• _Task statement_
Output the entries word for word. Omit images.
⟨
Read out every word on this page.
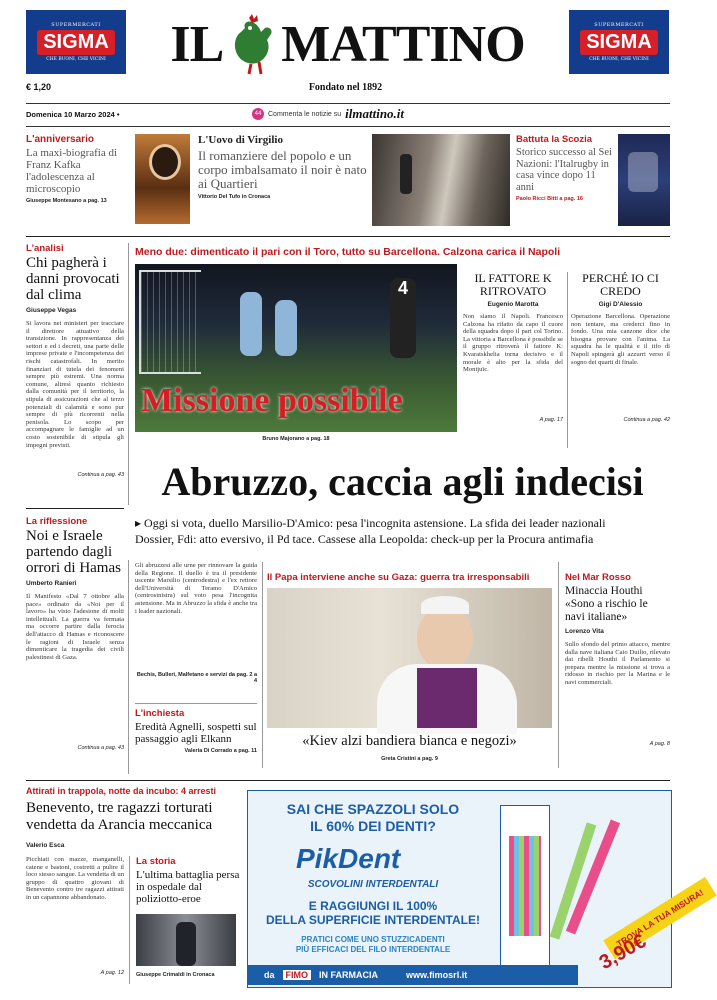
SUPERMERCATI
SIGMA
CHE BUONI, CHE VICINI
SUPERMERCATI
SIGMA
CHE BUONI, CHE VICINI
IL MATTINO
€ 1,20	Fondato nel 1892
Domenica 10 Marzo 2024 •	44 Commenta le notizie su ilmattino.it
L'anniversario
La maxi-biografia di Franz Kafka l'adolescenza al microscopio
Giuseppe Montesano a pag. 13
L'Uovo di Virgilio
Il romanziere del popolo e un corpo imbalsamato il noir è nato ai Quartieri
Vittorio Del Tufo in Cronaca
Battuta la Scozia
Storico successo al Sei Nazioni: l'Italrugby in casa vince dopo 11 anni
Paolo Ricci Bitti a pag. 16
L'analisi
Chi pagherà i danni provocati dal clima
Giuseppe Vegas

Si lavora nei ministeri per tracciare il direttore attuativo della transizione. In rappresentanza dei settori e ed i decreti, una parte delle imprese private e l'incompetenza dei rischi catastrofali. In merito finanziari di tutela dei fenomeni sempre più estremi. Una norma comune, altresì quanto richiesto dalla comunità per il territorio, la stipula di assicurazioni che al terzo potenziali di calamità e sono pur sempre di più ricorrenti nella penisola. Lo scopo per accompagnare le famiglie ad un costo sostenibile di stipula gli impegni previsti.

Continua a pag. 43
Meno due: dimenticato il pari con il Toro, tutto su Barcellona. Calzona carica il Napoli
4
Missione possibile
Bruno Majorano a pag. 18
IL FATTORE K RITROVATO
Eugenio Marotta

Non siamo il Napoli. Francesco Calzona ha rifatto da capo il cuore della squadra dopo il pari col Torino. La vittoria a Barcellona è possibile se il gruppo ritroverà il fattore K: Kvaratskhelia torna decisivo e il morale è alto per la sfida del Montjuïc.

A pag. 17
PERCHÉ IO CI CREDO
Gigi D'Alessio

Operazione Barcellona. Operazione non tentare, ma crederci fino in fondo. Una mia canzone dice che bisogna provare con l'anima. La squadra ha le qualità e il tifo di Napoli spingerà gli azzurri verso il sogno dei quarti di finale.

Continua a pag. 42
Abruzzo, caccia agli indecisi
▸ Oggi si vota, duello Marsilio-D'Amico: pesa l'incognita astensione. La sfida dei leader nazionali
Dossier, Fdi: atto eversivo, il Pd tace. Cassese alla Leopolda: check-up per la Procura antimafia
La riflessione
Noi e Israele partendo dagli orrori di Hamas
Umberto Ranieri

Il Manifesto «Dal 7 ottobre alla pace» ordinato da «Noi per il lavoro» ha visto l'adesione di molti intellettuali. La guerra va fermata ma occorre partire dalla ferocia dell'attacco di Hamas e riconoscere le ragioni di Israele senza dimenticare la tragedia dei civili palestinesi di Gaza.

Continua a pag. 43

Gli abruzzesi alle urne per rinnovare la guida della Regione. Il duello è tra il presidente uscente Marsilio (centrodestra) e l'ex rettore dell'Università di Teramo D'Amico (centrosinistra) sul voto pesa l'incognita astensione. Ma in Abruzzo la sfida è anche tra i leader nazionali.

Bechis, Bulleri, Malfetano e servizi da pag. 2 a 4
L'inchiesta
Eredità Agnelli, sospetti sul passaggio agli Elkann
Valeria Di Corrado a pag. 11
Il Papa interviene anche su Gaza: guerra tra irresponsabili
«Kiev alzi bandiera bianca e negozi»
Greta Cristini a pag. 9
Nel Mar Rosso
Minaccia Houthi «Sono a rischio le navi italiane»
Lorenzo Vita

Sullo sfondo del primo attacco, mentre dalla nave italiana Caio Duilio, rilevato dai ribelli Houthi il Parlamento si prepara mentre la missione si trova a ridosso in rischio per la Marina e le navi commerciali.

A pag. 8
Attirati in trappola, notte da incubo: 4 arresti
Benevento, tre ragazzi torturati vendetta da Arancia meccanica
Valerio Esca

Picchiati con mazze, manganelli, catene e bastoni, costretti a pulire il loco stesso sangue. La vendetta di un gruppo di quattro giovani di Benevento contro tre ragazzi attirati in un capannone abbandonato.

A pag. 12
La storia
L'ultima battaglia persa in ospedale dal poliziotto-eroe
Giuseppe Crimaldi in Cronaca
SAI CHE SPAZZOLI SOLO
IL 60% DEI DENTI?
PikDent
SCOVOLINI INTERDENTALI
E RAGGIUNGI IL 100%
DELLA SUPERFICIE INTERDENTALE!
PRATICI COME UNO STUZZICADENTI
PIÙ EFFICACI DEL FILO INTERDENTALE
TROVA LA TUA MISURA!
3,90€
da	FIMO	IN FARMACIA	www.fimosrl.it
⟩
• _Completed exercise_
Read out every word on this page.
SUPERMERCATI
SIGMA
CHE BUONI, CHE VICINI
SUPERMERCATI
SIGMA
CHE BUONI, CHE VICINI
IL MATTINO
€ 1,20	Fondato nel 1892
Domenica 10 Marzo 2024 •	44 Commenta le notizie su ilmattino.it
L'anniversario
La maxi-biografia di Franz Kafka l'adolescenza al microscopio
Giuseppe Montesano a pag. 13
L'Uovo di Virgilio
Il romanziere del popolo e un corpo imbalsamato il noir è nato ai Quartieri
Vittorio Del Tufo in Cronaca
Battuta la Scozia
Storico successo al Sei Nazioni: l'Italrugby in casa vince dopo 11 anni
Paolo Ricci Bitti a pag. 16
L'analisi
Chi pagherà i danni provocati dal clima
Giuseppe Vegas

Si lavora nei ministeri per tracciare il direttore attuativo della transizione. In rappresentanza dei settori e ed i decreti, una parte delle imprese private e l'incompetenza dei rischi catastrofali. In merito finanziari di tutela dei fenomeni sempre più estremi. Una norma comune, altresì quanto richiesto dalla comunità per il territorio, la stipula di assicurazioni che al terzo potenziali di calamità e sono pur sempre di più ricorrenti nella penisola. Lo scopo per accompagnare le famiglie ad un costo sostenibile di stipula gli impegni previsti.

Continua a pag. 43
Meno due: dimenticato il pari con il Toro, tutto su Barcellona. Calzona carica il Napoli
4
Missione possibile
Bruno Majorano a pag. 18
IL FATTORE K RITROVATO
Eugenio Marotta

Non siamo il Napoli. Francesco Calzona ha rifatto da capo il cuore della squadra dopo il pari col Torino. La vittoria a Barcellona è possibile se il gruppo ritroverà il fattore K: Kvaratskhelia torna decisivo e il morale è alto per la sfida del Montjuïc.

A pag. 17
PERCHÉ IO CI CREDO
Gigi D'Alessio

Operazione Barcellona. Operazione non tentare, ma crederci fino in fondo. Una mia canzone dice che bisogna provare con l'anima. La squadra ha le qualità e il tifo di Napoli spingerà gli azzurri verso il sogno dei quarti di finale.

Continua a pag. 42
Abruzzo, caccia agli indecisi
▸ Oggi si vota, duello Marsilio-D'Amico: pesa l'incognita astensione. La sfida dei leader nazionali
Dossier, Fdi: atto eversivo, il Pd tace. Cassese alla Leopolda: check-up per la Procura antimafia
La riflessione
Noi e Israele partendo dagli orrori di Hamas
Umberto Ranieri

Il Manifesto «Dal 7 ottobre alla pace» ordinato da «Noi per il lavoro» ha visto l'adesione di molti intellettuali. La guerra va fermata ma occorre partire dalla ferocia dell'attacco di Hamas e riconoscere le ragioni di Israele senza dimenticare la tragedia dei civili palestinesi di Gaza.

Continua a pag. 43

Gli abruzzesi alle urne per rinnovare la guida della Regione. Il duello è tra il presidente uscente Marsilio (centrodestra) e l'ex rettore dell'Università di Teramo D'Amico (centrosinistra) sul voto pesa l'incognita astensione. Ma in Abruzzo la sfida è anche tra i leader nazionali.

Bechis, Bulleri, Malfetano e servizi da pag. 2 a 4
L'inchiesta
Eredità Agnelli, sospetti sul passaggio agli Elkann
Valeria Di Corrado a pag. 11
Il Papa interviene anche su Gaza: guerra tra irresponsabili
«Kiev alzi bandiera bianca e negozi»
Greta Cristini a pag. 9
Nel Mar Rosso
Minaccia Houthi «Sono a rischio le navi italiane»
Lorenzo Vita

Sullo sfondo del primo attacco, mentre dalla nave italiana Caio Duilio, rilevato dai ribelli Houthi il Parlamento si prepara mentre la missione si trova a ridosso in rischio per la Marina e le navi commerciali.

A pag. 8
Attirati in trappola, notte da incubo: 4 arresti
Benevento, tre ragazzi torturati vendetta da Arancia meccanica
Valerio Esca

Picchiati con mazze, manganelli, catene e bastoni, costretti a pulire il loco stesso sangue. La vendetta di un gruppo di quattro giovani di Benevento contro tre ragazzi attirati in un capannone abbandonato.

A pag. 12
La storia
L'ultima battaglia persa in ospedale dal poliziotto-eroe
Giuseppe Crimaldi in Cronaca
SAI CHE SPAZZOLI SOLO
IL 60% DEI DENTI?
PikDent
SCOVOLINI INTERDENTALI
E RAGGIUNGI IL 100%
DELLA SUPERFICIE INTERDENTALE!
PRATICI COME UNO STUZZICADENTI
PIÙ EFFICACI DEL FILO INTERDENTALE
TROVA LA TUA MISURA!
3,90€
da	FIMO	IN FARMACIA	www.fimosrl.it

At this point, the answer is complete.